- [Required task] Copy out the data exactly, leaving the pictures behind.

- [Records for the exercise]
-*-

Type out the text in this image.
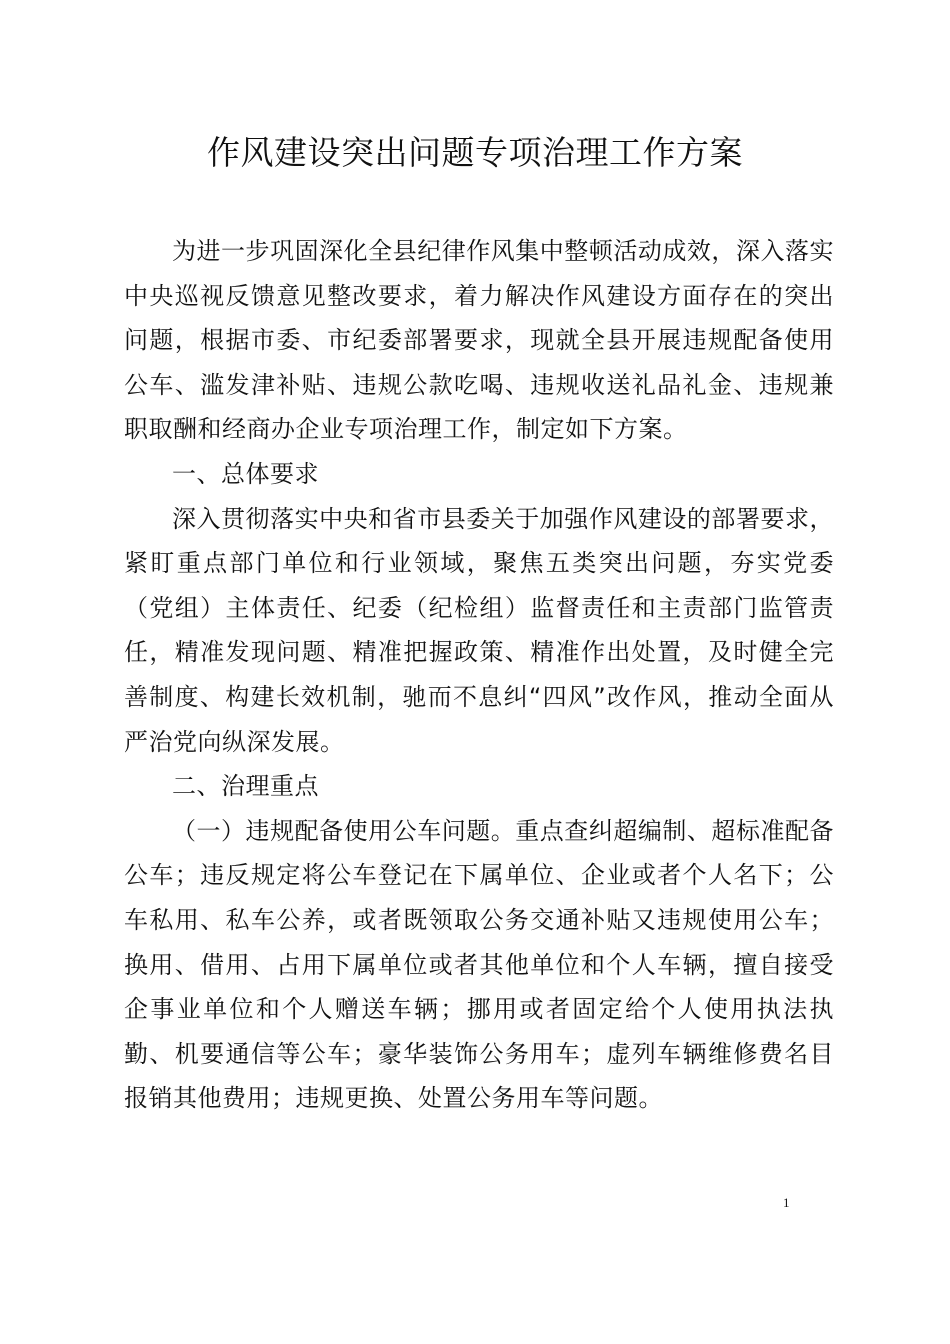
作风建设突出问题专项治理工作方案

为进一步巩固深化全县纪律作风集中整顿活动成效，深入落实中央巡视反馈意见整改要求，着力解决作风建设方面存在的突出问题，根据市委、市纪委部署要求，现就全县开展违规配备使用公车、滥发津补贴、违规公款吃喝、违规收送礼品礼金、违规兼职取酬和经商办企业专项治理工作，制定如下方案。

一、总体要求

深入贯彻落实中央和省市县委关于加强作风建设的部署要求，紧盯重点部门单位和行业领域，聚焦五类突出问题，夯实党委（党组）主体责任、纪委（纪检组）监督责任和主责部门监管责任，精准发现问题、精准把握政策、精准作出处置，及时健全完善制度、构建长效机制，驰而不息纠“四风”改作风，推动全面从严治党向纵深发展。

二、治理重点

（一）违规配备使用公车问题。重点查纠超编制、超标准配备公车；违反规定将公车登记在下属单位、企业或者个人名下；公车私用、私车公养，或者既领取公务交通补贴又违规使用公车；换用、借用、占用下属单位或者其他单位和个人车辆，擅自接受企事业单位和个人赠送车辆；挪用或者固定给个人使用执法执勤、机要通信等公车；豪华装饰公务用车；虚列车辆维修费名目报销其他费用；违规更换、处置公务用车等问题。

1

-*-

- [Reply]
Type out the text in this image.
作风建设突出问题专项治理工作方案

为进一步巩固深化全县纪律作风集中整顿活动成效，深入落实中央巡视反馈意见整改要求，着力解决作风建设方面存在的突出问题，根据市委、市纪委部署要求，现就全县开展违规配备使用公车、滥发津补贴、违规公款吃喝、违规收送礼品礼金、违规兼职取酬和经商办企业专项治理工作，制定如下方案。

一、总体要求

深入贯彻落实中央和省市县委关于加强作风建设的部署要求，紧盯重点部门单位和行业领域，聚焦五类突出问题，夯实党委（党组）主体责任、纪委（纪检组）监督责任和主责部门监管责任，精准发现问题、精准把握政策、精准作出处置，及时健全完善制度、构建长效机制，驰而不息纠“四风”改作风，推动全面从严治党向纵深发展。

二、治理重点

（一）违规配备使用公车问题。重点查纠超编制、超标准配备公车；违反规定将公车登记在下属单位、企业或者个人名下；公车私用、私车公养，或者既领取公务交通补贴又违规使用公车；换用、借用、占用下属单位或者其他单位和个人车辆，擅自接受企事业单位和个人赠送车辆；挪用或者固定给个人使用执法执勤、机要通信等公车；豪华装饰公务用车；虚列车辆维修费名目报销其他费用；违规更换、处置公务用车等问题。

1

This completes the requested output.